Some records:
::::::
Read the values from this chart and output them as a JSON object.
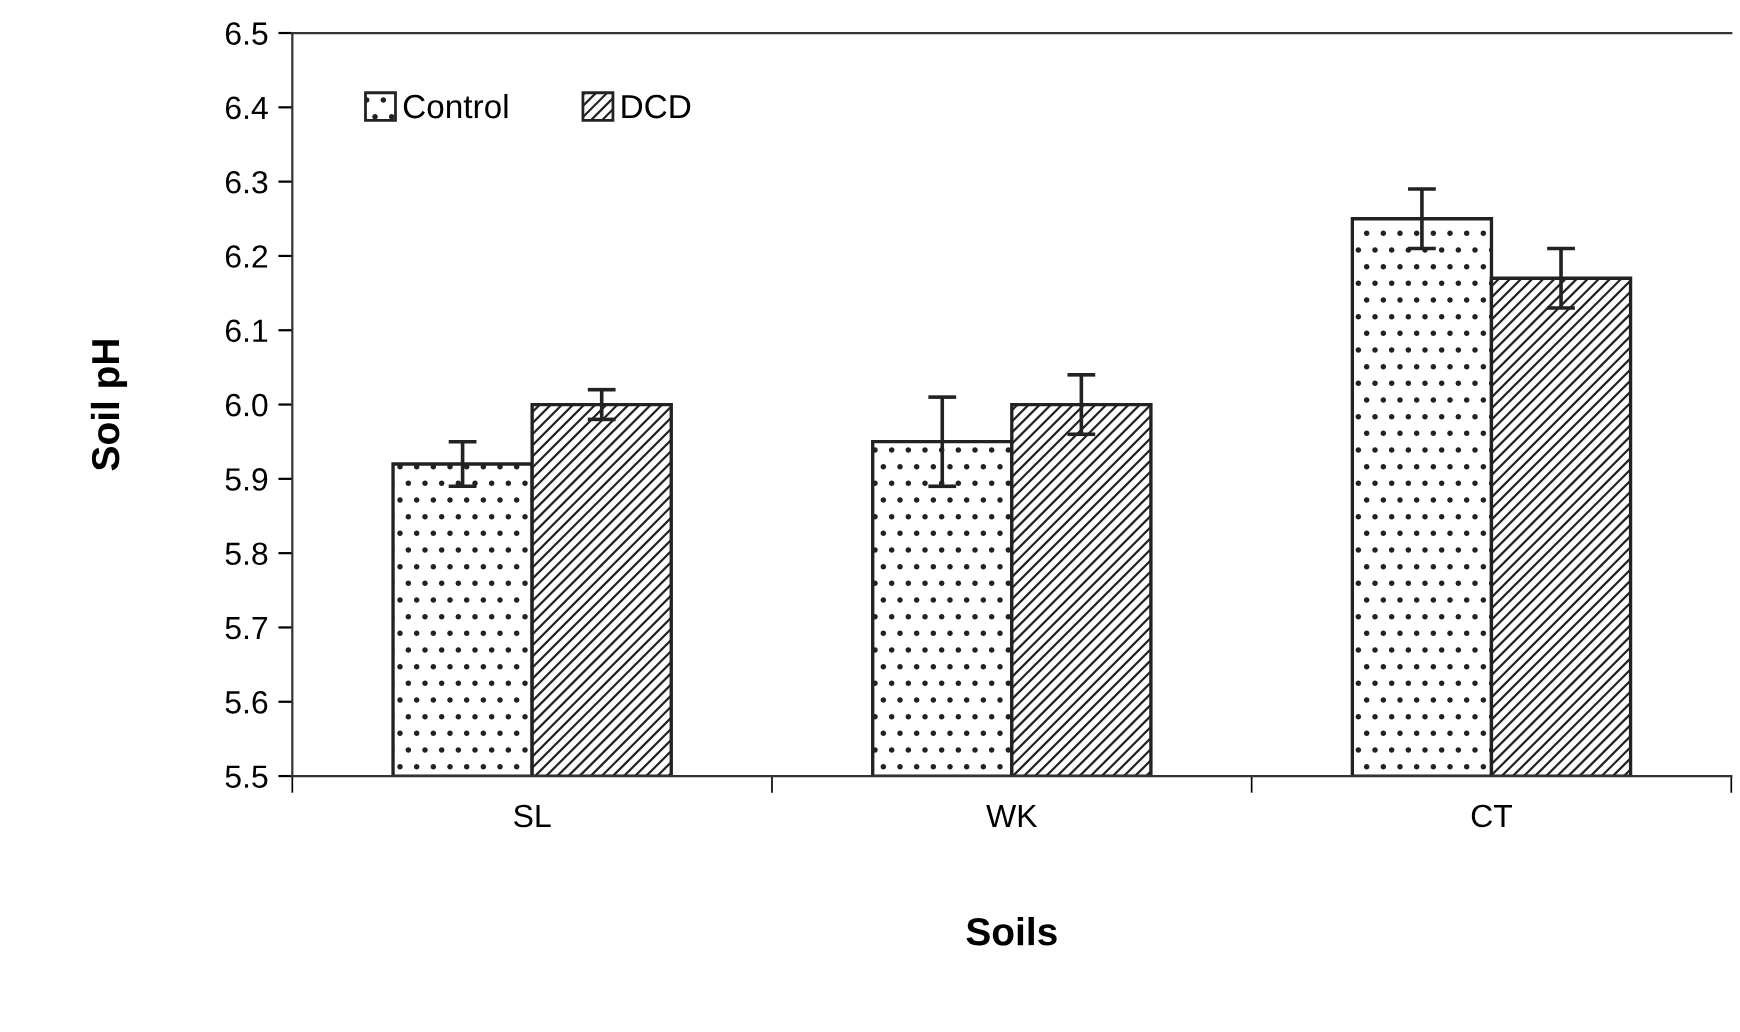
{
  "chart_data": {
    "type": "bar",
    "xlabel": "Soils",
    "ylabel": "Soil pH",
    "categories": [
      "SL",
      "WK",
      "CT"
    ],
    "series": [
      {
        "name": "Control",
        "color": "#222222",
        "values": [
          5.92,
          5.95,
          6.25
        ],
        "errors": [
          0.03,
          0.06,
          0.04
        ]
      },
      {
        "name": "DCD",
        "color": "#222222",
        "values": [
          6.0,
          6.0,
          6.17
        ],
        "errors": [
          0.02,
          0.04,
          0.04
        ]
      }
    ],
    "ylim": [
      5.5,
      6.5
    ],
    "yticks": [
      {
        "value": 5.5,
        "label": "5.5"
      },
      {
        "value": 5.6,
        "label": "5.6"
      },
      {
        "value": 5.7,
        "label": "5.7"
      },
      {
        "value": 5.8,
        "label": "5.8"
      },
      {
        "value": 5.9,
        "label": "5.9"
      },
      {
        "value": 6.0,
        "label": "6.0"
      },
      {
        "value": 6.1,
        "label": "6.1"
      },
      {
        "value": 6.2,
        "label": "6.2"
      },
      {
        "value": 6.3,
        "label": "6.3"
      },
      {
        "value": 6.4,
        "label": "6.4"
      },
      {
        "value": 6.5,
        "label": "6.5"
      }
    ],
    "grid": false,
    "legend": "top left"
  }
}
::::::
Can you repeat every record above exactly, apart from the pictures?

**Reply**:
Read the values from this chart and output them as a JSON object.
{
  "chart_data": {
    "type": "bar",
    "xlabel": "Soils",
    "ylabel": "Soil pH",
    "categories": [
      "SL",
      "WK",
      "CT"
    ],
    "series": [
      {
        "name": "Control",
        "color": "#222222",
        "values": [
          5.92,
          5.95,
          6.25
        ],
        "errors": [
          0.03,
          0.06,
          0.04
        ]
      },
      {
        "name": "DCD",
        "color": "#222222",
        "values": [
          6.0,
          6.0,
          6.17
        ],
        "errors": [
          0.02,
          0.04,
          0.04
        ]
      }
    ],
    "ylim": [
      5.5,
      6.5
    ],
    "yticks": [
      {
        "value": 5.5,
        "label": "5.5"
      },
      {
        "value": 5.6,
        "label": "5.6"
      },
      {
        "value": 5.7,
        "label": "5.7"
      },
      {
        "value": 5.8,
        "label": "5.8"
      },
      {
        "value": 5.9,
        "label": "5.9"
      },
      {
        "value": 6.0,
        "label": "6.0"
      },
      {
        "value": 6.1,
        "label": "6.1"
      },
      {
        "value": 6.2,
        "label": "6.2"
      },
      {
        "value": 6.3,
        "label": "6.3"
      },
      {
        "value": 6.4,
        "label": "6.4"
      },
      {
        "value": 6.5,
        "label": "6.5"
      }
    ],
    "grid": false,
    "legend": "top left"
  }
}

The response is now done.